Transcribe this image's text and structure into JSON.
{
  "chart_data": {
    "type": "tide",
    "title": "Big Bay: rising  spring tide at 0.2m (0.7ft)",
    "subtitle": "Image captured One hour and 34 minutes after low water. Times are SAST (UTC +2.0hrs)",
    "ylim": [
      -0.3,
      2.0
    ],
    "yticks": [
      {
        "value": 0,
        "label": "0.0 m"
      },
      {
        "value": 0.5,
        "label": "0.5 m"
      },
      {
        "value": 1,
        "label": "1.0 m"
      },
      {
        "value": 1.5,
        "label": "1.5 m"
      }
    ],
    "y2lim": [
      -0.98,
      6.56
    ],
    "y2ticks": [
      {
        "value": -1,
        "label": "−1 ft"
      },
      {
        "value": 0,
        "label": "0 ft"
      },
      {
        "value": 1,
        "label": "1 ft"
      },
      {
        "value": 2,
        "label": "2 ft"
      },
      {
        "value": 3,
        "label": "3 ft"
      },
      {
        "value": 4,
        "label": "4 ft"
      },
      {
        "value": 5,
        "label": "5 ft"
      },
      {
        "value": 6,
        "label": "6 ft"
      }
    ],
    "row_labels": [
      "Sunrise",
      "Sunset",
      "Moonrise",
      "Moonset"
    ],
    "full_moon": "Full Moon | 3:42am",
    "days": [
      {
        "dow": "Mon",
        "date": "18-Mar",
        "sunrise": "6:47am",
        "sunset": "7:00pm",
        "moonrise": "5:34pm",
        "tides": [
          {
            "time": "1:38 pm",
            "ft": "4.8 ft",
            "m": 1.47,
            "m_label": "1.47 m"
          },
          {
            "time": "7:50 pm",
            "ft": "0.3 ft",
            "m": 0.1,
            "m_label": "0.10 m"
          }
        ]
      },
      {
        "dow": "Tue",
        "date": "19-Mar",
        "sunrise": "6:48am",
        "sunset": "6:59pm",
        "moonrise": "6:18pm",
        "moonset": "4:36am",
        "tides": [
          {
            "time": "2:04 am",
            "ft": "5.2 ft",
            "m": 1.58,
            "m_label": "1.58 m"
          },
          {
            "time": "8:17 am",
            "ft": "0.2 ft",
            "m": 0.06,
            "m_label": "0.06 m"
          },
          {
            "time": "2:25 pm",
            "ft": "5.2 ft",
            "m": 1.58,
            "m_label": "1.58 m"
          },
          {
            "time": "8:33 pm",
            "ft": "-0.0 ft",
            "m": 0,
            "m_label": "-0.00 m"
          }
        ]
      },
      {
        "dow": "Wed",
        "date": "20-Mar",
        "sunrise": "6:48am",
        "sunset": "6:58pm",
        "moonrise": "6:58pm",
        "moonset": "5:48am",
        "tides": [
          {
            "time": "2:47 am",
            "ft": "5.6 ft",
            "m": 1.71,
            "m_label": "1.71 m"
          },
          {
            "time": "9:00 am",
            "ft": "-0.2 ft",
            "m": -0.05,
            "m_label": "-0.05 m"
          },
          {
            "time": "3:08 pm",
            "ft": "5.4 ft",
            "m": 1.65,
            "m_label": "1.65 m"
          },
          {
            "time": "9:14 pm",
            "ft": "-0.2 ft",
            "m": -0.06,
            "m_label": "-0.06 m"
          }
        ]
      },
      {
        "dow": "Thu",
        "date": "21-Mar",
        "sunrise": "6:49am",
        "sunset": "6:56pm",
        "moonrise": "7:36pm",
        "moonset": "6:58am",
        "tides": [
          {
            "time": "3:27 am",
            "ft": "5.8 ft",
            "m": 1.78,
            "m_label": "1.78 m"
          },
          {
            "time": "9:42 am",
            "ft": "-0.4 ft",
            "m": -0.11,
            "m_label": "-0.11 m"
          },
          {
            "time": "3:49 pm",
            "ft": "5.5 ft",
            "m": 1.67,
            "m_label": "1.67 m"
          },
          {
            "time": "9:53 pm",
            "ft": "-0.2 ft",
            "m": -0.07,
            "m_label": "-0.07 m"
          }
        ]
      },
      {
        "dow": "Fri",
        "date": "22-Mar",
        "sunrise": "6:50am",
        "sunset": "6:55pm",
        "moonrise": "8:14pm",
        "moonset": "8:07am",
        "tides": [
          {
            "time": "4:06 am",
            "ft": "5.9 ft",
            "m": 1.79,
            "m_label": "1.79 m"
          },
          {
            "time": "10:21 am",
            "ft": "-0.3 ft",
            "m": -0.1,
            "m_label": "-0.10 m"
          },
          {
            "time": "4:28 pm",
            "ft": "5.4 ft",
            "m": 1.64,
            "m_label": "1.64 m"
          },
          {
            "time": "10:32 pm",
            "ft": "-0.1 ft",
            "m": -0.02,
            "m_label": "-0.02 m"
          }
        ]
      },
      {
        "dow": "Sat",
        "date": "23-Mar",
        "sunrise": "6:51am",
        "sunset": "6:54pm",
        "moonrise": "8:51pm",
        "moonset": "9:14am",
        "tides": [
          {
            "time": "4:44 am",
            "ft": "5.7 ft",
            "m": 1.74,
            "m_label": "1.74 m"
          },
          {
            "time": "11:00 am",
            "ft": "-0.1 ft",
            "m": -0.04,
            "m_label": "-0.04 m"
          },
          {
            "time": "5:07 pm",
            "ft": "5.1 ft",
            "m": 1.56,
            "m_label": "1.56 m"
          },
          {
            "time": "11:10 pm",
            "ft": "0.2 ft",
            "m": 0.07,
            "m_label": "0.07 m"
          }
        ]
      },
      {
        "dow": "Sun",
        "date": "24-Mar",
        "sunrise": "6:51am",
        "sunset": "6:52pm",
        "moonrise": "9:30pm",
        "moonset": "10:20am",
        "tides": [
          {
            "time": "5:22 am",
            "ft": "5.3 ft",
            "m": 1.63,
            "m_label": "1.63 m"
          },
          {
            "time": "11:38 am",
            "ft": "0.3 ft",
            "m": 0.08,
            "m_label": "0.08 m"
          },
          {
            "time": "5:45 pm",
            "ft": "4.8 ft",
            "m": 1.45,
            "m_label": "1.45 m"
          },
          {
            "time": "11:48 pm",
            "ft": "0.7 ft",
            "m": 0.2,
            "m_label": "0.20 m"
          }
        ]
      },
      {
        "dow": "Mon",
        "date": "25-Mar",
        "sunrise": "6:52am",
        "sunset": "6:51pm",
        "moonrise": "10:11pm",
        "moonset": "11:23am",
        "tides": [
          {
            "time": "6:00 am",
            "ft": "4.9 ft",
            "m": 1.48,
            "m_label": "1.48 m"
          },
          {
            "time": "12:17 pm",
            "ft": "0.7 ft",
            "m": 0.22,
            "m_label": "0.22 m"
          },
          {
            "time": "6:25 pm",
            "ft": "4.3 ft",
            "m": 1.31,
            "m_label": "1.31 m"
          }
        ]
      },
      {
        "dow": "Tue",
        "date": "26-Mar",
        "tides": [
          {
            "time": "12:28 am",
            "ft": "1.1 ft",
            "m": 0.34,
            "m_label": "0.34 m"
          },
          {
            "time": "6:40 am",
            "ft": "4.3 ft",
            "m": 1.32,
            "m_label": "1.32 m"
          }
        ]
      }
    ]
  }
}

* * *

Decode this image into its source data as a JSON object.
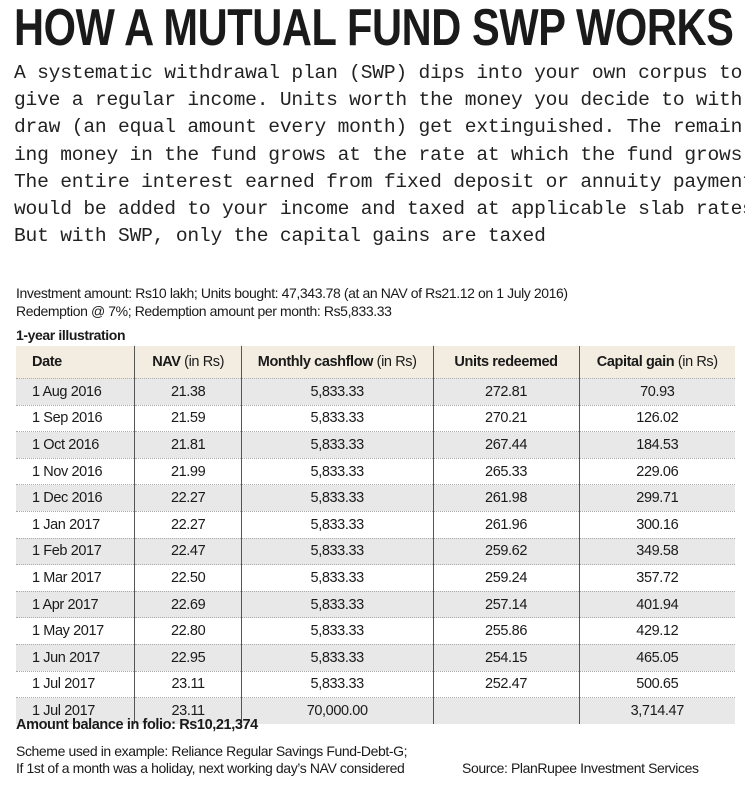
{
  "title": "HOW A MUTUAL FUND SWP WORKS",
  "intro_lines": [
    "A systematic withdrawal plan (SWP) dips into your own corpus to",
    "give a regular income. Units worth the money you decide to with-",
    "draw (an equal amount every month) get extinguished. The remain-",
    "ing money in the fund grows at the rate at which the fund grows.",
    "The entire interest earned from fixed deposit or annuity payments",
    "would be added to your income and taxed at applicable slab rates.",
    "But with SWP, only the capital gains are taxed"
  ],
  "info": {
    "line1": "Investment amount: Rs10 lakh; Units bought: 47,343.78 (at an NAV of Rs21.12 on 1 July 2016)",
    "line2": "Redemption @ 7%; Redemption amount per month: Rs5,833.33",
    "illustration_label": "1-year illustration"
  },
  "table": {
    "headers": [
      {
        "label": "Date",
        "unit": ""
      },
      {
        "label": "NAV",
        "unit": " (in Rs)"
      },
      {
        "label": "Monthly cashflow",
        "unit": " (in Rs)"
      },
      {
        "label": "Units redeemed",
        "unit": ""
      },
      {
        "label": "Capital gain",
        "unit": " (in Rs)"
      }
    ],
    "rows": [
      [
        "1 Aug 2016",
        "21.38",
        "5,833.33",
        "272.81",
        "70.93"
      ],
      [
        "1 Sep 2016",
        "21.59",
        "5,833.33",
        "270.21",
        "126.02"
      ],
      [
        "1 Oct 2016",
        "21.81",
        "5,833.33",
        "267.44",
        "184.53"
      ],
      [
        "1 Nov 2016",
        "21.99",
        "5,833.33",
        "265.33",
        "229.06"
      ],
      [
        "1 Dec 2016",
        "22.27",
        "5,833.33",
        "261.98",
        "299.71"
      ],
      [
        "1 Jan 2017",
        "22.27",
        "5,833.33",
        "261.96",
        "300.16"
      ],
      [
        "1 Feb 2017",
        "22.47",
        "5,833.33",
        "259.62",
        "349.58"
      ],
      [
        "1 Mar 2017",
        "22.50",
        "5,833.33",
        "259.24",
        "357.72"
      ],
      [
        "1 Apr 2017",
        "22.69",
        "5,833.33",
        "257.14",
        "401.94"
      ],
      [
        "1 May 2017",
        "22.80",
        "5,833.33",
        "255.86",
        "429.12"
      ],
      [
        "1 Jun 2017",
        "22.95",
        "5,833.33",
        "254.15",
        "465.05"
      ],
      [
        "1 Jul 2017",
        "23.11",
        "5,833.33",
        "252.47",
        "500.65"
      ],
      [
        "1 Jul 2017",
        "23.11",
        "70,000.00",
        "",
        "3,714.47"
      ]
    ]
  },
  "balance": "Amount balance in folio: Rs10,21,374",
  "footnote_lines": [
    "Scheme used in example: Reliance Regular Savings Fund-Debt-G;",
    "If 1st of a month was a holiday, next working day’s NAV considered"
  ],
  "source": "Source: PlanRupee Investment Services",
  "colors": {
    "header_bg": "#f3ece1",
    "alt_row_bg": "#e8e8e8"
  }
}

▶ **Short exercise**
Using the listing above, return all lines where the word "value" occurs.

▶ **Worked solution**
        "value": 0,
        "value": 0.5,
        "value": 1,
        "value": 1.5,
        "value": -1,
        "value": 0,
        "value": 1,
        "value": 2,
        "value": 3,
        "value": 4,
        "value": 5,
        "value": 6,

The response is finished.